Reproduce verbatim only the lines from the one containing "What does this" through the last line below, both included.

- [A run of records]

>>>>

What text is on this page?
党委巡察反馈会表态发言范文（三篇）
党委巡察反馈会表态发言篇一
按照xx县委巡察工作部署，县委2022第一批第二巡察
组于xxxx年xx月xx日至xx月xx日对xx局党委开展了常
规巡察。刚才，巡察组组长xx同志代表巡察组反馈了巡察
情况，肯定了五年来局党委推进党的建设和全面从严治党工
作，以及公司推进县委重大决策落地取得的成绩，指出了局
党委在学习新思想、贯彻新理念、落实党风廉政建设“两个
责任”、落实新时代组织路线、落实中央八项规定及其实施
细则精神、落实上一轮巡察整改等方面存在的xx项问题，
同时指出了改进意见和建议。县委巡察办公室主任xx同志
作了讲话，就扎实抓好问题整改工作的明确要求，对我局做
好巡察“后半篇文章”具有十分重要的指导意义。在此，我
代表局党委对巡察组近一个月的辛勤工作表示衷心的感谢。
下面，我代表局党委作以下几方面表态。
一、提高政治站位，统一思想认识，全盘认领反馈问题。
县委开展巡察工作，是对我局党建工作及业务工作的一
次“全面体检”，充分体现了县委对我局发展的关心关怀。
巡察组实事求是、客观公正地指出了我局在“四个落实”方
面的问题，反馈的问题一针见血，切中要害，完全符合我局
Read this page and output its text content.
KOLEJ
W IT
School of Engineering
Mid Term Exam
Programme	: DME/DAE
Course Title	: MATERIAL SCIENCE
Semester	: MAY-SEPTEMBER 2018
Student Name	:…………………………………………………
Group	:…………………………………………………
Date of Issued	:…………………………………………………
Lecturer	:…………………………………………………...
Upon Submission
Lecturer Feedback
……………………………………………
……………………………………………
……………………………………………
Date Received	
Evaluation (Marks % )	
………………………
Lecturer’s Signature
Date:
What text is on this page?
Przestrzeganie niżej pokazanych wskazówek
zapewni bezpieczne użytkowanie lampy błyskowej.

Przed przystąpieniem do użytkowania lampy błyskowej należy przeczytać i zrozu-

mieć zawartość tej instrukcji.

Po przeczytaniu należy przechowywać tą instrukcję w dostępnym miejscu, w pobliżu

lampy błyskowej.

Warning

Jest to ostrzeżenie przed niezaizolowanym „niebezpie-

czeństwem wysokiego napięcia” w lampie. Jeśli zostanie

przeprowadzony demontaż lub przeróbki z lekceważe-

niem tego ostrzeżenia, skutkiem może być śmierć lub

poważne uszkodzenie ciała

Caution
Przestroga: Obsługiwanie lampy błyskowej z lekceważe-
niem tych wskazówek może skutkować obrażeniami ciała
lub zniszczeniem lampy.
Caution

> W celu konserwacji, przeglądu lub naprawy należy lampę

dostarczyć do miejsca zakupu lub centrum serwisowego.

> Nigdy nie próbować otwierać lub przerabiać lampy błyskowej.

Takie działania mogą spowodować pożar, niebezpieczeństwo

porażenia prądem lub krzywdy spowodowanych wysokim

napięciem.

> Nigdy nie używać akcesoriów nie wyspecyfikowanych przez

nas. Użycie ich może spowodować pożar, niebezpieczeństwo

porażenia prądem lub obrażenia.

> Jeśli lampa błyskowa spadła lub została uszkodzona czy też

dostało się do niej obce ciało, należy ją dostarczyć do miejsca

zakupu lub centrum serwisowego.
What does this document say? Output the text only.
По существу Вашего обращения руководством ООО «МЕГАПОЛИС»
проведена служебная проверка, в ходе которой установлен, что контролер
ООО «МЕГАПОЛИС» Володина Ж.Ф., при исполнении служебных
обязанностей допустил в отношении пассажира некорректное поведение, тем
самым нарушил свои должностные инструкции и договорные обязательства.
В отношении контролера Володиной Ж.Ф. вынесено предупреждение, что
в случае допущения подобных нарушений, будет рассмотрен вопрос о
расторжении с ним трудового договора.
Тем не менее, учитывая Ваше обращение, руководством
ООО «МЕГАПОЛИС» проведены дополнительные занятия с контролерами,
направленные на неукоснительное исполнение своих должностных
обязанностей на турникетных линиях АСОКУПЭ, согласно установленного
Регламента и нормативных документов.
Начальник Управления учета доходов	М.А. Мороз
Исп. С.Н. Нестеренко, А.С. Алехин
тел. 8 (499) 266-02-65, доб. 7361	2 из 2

<<<<

- [Exercise output]
What does this document say? Output the text only.
По существу Вашего обращения руководством ООО «МЕГАПОЛИС»
проведена служебная проверка, в ходе которой установлен, что контролер
ООО «МЕГАПОЛИС» Володина Ж.Ф., при исполнении служебных
обязанностей допустил в отношении пассажира некорректное поведение, тем
самым нарушил свои должностные инструкции и договорные обязательства.
В отношении контролера Володиной Ж.Ф. вынесено предупреждение, что
в случае допущения подобных нарушений, будет рассмотрен вопрос о
расторжении с ним трудового договора.
Тем не менее, учитывая Ваше обращение, руководством
ООО «МЕГАПОЛИС» проведены дополнительные занятия с контролерами,
направленные на неукоснительное исполнение своих должностных
обязанностей на турникетных линиях АСОКУПЭ, согласно установленного
Регламента и нормативных документов.
Начальник Управления учета доходов	М.А. Мороз
Исп. С.Н. Нестеренко, А.С. Алехин
тел. 8 (499) 266-02-65, доб. 7361	2 из 2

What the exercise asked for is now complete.